## Directions for this task
All records are to be retyped faithfully and completely.

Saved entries
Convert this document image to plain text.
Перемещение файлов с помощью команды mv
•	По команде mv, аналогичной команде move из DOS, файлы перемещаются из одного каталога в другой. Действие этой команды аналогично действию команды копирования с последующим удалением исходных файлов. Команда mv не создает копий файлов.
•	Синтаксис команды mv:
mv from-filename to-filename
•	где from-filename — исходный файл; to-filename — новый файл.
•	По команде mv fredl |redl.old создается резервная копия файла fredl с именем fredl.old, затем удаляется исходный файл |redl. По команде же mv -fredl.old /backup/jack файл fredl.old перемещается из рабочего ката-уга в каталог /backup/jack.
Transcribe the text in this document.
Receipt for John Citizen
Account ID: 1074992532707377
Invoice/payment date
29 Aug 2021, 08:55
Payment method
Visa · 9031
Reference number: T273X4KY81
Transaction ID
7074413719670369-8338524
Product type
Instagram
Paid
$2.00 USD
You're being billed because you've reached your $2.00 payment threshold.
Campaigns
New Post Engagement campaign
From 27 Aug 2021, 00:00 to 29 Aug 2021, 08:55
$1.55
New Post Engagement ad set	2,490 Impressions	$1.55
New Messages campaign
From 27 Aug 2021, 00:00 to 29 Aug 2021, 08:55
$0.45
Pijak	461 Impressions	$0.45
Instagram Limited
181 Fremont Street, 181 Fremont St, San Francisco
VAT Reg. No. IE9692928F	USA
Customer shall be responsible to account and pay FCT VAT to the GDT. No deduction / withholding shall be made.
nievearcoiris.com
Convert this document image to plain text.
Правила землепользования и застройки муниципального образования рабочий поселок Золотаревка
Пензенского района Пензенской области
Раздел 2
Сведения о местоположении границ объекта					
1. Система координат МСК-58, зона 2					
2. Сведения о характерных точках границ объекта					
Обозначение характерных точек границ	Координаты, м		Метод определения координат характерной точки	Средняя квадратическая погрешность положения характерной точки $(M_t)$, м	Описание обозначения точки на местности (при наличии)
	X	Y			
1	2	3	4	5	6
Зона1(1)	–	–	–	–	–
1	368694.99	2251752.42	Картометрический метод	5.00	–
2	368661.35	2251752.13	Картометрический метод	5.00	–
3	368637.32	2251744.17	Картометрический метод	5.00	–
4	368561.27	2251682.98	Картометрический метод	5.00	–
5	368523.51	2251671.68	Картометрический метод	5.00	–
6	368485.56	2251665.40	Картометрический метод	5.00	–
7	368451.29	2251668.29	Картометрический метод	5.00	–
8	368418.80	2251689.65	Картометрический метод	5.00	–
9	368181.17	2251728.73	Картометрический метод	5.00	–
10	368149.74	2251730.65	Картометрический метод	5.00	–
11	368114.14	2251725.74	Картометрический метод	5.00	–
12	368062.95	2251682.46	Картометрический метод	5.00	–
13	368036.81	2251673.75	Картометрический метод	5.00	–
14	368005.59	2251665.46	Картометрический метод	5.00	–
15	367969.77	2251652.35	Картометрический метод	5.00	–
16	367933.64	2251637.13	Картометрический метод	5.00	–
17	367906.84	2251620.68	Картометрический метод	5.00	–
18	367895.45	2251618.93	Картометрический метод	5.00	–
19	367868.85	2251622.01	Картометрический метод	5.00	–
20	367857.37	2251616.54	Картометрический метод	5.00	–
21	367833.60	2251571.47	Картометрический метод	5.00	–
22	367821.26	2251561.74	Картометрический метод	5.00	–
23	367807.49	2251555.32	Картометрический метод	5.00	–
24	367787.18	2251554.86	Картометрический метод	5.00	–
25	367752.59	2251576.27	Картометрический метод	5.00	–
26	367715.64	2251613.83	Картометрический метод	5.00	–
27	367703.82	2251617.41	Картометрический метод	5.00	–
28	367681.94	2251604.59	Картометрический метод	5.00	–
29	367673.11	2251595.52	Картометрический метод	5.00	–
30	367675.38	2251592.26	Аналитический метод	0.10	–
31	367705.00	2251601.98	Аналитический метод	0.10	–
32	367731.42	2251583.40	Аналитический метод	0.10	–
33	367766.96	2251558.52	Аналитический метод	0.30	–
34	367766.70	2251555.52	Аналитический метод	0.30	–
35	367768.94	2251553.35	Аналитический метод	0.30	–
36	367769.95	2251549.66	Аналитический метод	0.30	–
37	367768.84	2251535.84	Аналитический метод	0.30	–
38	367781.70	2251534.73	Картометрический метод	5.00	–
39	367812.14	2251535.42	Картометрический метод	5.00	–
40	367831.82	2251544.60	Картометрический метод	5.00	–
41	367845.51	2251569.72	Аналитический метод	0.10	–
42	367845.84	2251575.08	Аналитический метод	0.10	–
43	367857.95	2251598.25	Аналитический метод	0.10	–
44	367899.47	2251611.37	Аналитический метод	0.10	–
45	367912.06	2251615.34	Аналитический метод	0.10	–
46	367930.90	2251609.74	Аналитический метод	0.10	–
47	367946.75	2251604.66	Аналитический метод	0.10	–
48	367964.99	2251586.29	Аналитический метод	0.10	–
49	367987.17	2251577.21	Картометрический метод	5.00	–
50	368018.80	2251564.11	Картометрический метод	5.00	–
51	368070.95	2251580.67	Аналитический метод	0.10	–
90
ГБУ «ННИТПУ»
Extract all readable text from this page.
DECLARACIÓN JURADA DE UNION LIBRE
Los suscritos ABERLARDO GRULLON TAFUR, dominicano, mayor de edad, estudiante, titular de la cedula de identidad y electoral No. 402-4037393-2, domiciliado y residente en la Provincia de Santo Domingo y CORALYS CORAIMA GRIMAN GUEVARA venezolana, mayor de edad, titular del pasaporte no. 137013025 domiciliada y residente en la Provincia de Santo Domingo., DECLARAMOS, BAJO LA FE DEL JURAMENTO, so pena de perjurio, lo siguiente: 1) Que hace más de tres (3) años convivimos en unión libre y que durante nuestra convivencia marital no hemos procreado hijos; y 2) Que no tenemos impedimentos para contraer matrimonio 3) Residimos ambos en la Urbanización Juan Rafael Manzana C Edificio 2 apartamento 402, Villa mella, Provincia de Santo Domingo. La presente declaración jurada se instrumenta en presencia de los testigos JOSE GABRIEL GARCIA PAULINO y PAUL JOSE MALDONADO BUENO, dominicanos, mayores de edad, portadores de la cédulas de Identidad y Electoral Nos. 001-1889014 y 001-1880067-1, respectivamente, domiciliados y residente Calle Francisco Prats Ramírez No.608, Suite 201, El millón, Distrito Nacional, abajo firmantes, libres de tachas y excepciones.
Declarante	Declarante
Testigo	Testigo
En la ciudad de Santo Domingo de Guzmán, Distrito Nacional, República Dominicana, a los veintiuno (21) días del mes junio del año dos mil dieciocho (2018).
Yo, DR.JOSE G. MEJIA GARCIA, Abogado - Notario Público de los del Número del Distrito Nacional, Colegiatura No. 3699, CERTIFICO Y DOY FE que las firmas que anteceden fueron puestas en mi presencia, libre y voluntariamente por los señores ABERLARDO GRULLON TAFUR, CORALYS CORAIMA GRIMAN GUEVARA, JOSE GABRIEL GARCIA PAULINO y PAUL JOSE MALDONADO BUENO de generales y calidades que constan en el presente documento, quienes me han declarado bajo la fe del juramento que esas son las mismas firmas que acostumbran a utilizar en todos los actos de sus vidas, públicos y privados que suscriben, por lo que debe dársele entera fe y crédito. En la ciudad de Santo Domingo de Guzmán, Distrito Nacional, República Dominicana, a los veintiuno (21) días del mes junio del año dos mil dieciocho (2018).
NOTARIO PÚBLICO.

## Written answer
Convert this document image to plain text.
Перемещение файлов с помощью команды mv
•	По команде mv, аналогичной команде move из DOS, файлы перемещаются из одного каталога в другой. Действие этой команды аналогично действию команды копирования с последующим удалением исходных файлов. Команда mv не создает копий файлов.
•	Синтаксис команды mv:
mv from-filename to-filename
•	где from-filename — исходный файл; to-filename — новый файл.
•	По команде mv fredl |redl.old создается резервная копия файла fredl с именем fredl.old, затем удаляется исходный файл |redl. По команде же mv -fredl.old /backup/jack файл fredl.old перемещается из рабочего ката-уга в каталог /backup/jack.
Transcribe the text in this document.
Receipt for John Citizen
Account ID: 1074992532707377
Invoice/payment date
29 Aug 2021, 08:55
Payment method
Visa · 9031
Reference number: T273X4KY81
Transaction ID
7074413719670369-8338524
Product type
Instagram
Paid
$2.00 USD
You're being billed because you've reached your $2.00 payment threshold.
Campaigns
New Post Engagement campaign
From 27 Aug 2021, 00:00 to 29 Aug 2021, 08:55
$1.55
New Post Engagement ad set	2,490 Impressions	$1.55
New Messages campaign
From 27 Aug 2021, 00:00 to 29 Aug 2021, 08:55
$0.45
Pijak	461 Impressions	$0.45
Instagram Limited
181 Fremont Street, 181 Fremont St, San Francisco
VAT Reg. No. IE9692928F	USA
Customer shall be responsible to account and pay FCT VAT to the GDT. No deduction / withholding shall be made.
nievearcoiris.com
Convert this document image to plain text.
Правила землепользования и застройки муниципального образования рабочий поселок Золотаревка
Пензенского района Пензенской области
Раздел 2
Сведения о местоположении границ объекта					
1. Система координат МСК-58, зона 2					
2. Сведения о характерных точках границ объекта					
Обозначение характерных точек границ	Координаты, м		Метод определения координат характерной точки	Средняя квадратическая погрешность положения характерной точки $(M_t)$, м	Описание обозначения точки на местности (при наличии)
	X	Y			
1	2	3	4	5	6
Зона1(1)	–	–	–	–	–
1	368694.99	2251752.42	Картометрический метод	5.00	–
2	368661.35	2251752.13	Картометрический метод	5.00	–
3	368637.32	2251744.17	Картометрический метод	5.00	–
4	368561.27	2251682.98	Картометрический метод	5.00	–
5	368523.51	2251671.68	Картометрический метод	5.00	–
6	368485.56	2251665.40	Картометрический метод	5.00	–
7	368451.29	2251668.29	Картометрический метод	5.00	–
8	368418.80	2251689.65	Картометрический метод	5.00	–
9	368181.17	2251728.73	Картометрический метод	5.00	–
10	368149.74	2251730.65	Картометрический метод	5.00	–
11	368114.14	2251725.74	Картометрический метод	5.00	–
12	368062.95	2251682.46	Картометрический метод	5.00	–
13	368036.81	2251673.75	Картометрический метод	5.00	–
14	368005.59	2251665.46	Картометрический метод	5.00	–
15	367969.77	2251652.35	Картометрический метод	5.00	–
16	367933.64	2251637.13	Картометрический метод	5.00	–
17	367906.84	2251620.68	Картометрический метод	5.00	–
18	367895.45	2251618.93	Картометрический метод	5.00	–
19	367868.85	2251622.01	Картометрический метод	5.00	–
20	367857.37	2251616.54	Картометрический метод	5.00	–
21	367833.60	2251571.47	Картометрический метод	5.00	–
22	367821.26	2251561.74	Картометрический метод	5.00	–
23	367807.49	2251555.32	Картометрический метод	5.00	–
24	367787.18	2251554.86	Картометрический метод	5.00	–
25	367752.59	2251576.27	Картометрический метод	5.00	–
26	367715.64	2251613.83	Картометрический метод	5.00	–
27	367703.82	2251617.41	Картометрический метод	5.00	–
28	367681.94	2251604.59	Картометрический метод	5.00	–
29	367673.11	2251595.52	Картометрический метод	5.00	–
30	367675.38	2251592.26	Аналитический метод	0.10	–
31	367705.00	2251601.98	Аналитический метод	0.10	–
32	367731.42	2251583.40	Аналитический метод	0.10	–
33	367766.96	2251558.52	Аналитический метод	0.30	–
34	367766.70	2251555.52	Аналитический метод	0.30	–
35	367768.94	2251553.35	Аналитический метод	0.30	–
36	367769.95	2251549.66	Аналитический метод	0.30	–
37	367768.84	2251535.84	Аналитический метод	0.30	–
38	367781.70	2251534.73	Картометрический метод	5.00	–
39	367812.14	2251535.42	Картометрический метод	5.00	–
40	367831.82	2251544.60	Картометрический метод	5.00	–
41	367845.51	2251569.72	Аналитический метод	0.10	–
42	367845.84	2251575.08	Аналитический метод	0.10	–
43	367857.95	2251598.25	Аналитический метод	0.10	–
44	367899.47	2251611.37	Аналитический метод	0.10	–
45	367912.06	2251615.34	Аналитический метод	0.10	–
46	367930.90	2251609.74	Аналитический метод	0.10	–
47	367946.75	2251604.66	Аналитический метод	0.10	–
48	367964.99	2251586.29	Аналитический метод	0.10	–
49	367987.17	2251577.21	Картометрический метод	5.00	–
50	368018.80	2251564.11	Картометрический метод	5.00	–
51	368070.95	2251580.67	Аналитический метод	0.10	–
90
ГБУ «ННИТПУ»
Extract all readable text from this page.
DECLARACIÓN JURADA DE UNION LIBRE
Los suscritos ABERLARDO GRULLON TAFUR, dominicano, mayor de edad, estudiante, titular de la cedula de identidad y electoral No. 402-4037393-2, domiciliado y residente en la Provincia de Santo Domingo y CORALYS CORAIMA GRIMAN GUEVARA venezolana, mayor de edad, titular del pasaporte no. 137013025 domiciliada y residente en la Provincia de Santo Domingo., DECLARAMOS, BAJO LA FE DEL JURAMENTO, so pena de perjurio, lo siguiente: 1) Que hace más de tres (3) años convivimos en unión libre y que durante nuestra convivencia marital no hemos procreado hijos; y 2) Que no tenemos impedimentos para contraer matrimonio 3) Residimos ambos en la Urbanización Juan Rafael Manzana C Edificio 2 apartamento 402, Villa mella, Provincia de Santo Domingo. La presente declaración jurada se instrumenta en presencia de los testigos JOSE GABRIEL GARCIA PAULINO y PAUL JOSE MALDONADO BUENO, dominicanos, mayores de edad, portadores de la cédulas de Identidad y Electoral Nos. 001-1889014 y 001-1880067-1, respectivamente, domiciliados y residente Calle Francisco Prats Ramírez No.608, Suite 201, El millón, Distrito Nacional, abajo firmantes, libres de tachas y excepciones.
Declarante	Declarante
Testigo	Testigo
En la ciudad de Santo Domingo de Guzmán, Distrito Nacional, República Dominicana, a los veintiuno (21) días del mes junio del año dos mil dieciocho (2018).
Yo, DR.JOSE G. MEJIA GARCIA, Abogado - Notario Público de los del Número del Distrito Nacional, Colegiatura No. 3699, CERTIFICO Y DOY FE que las firmas que anteceden fueron puestas en mi presencia, libre y voluntariamente por los señores ABERLARDO GRULLON TAFUR, CORALYS CORAIMA GRIMAN GUEVARA, JOSE GABRIEL GARCIA PAULINO y PAUL JOSE MALDONADO BUENO de generales y calidades que constan en el presente documento, quienes me han declarado bajo la fe del juramento que esas son las mismas firmas que acostumbran a utilizar en todos los actos de sus vidas, públicos y privados que suscriben, por lo que debe dársele entera fe y crédito. En la ciudad de Santo Domingo de Guzmán, Distrito Nacional, República Dominicana, a los veintiuno (21) días del mes junio del año dos mil dieciocho (2018).
NOTARIO PÚBLICO.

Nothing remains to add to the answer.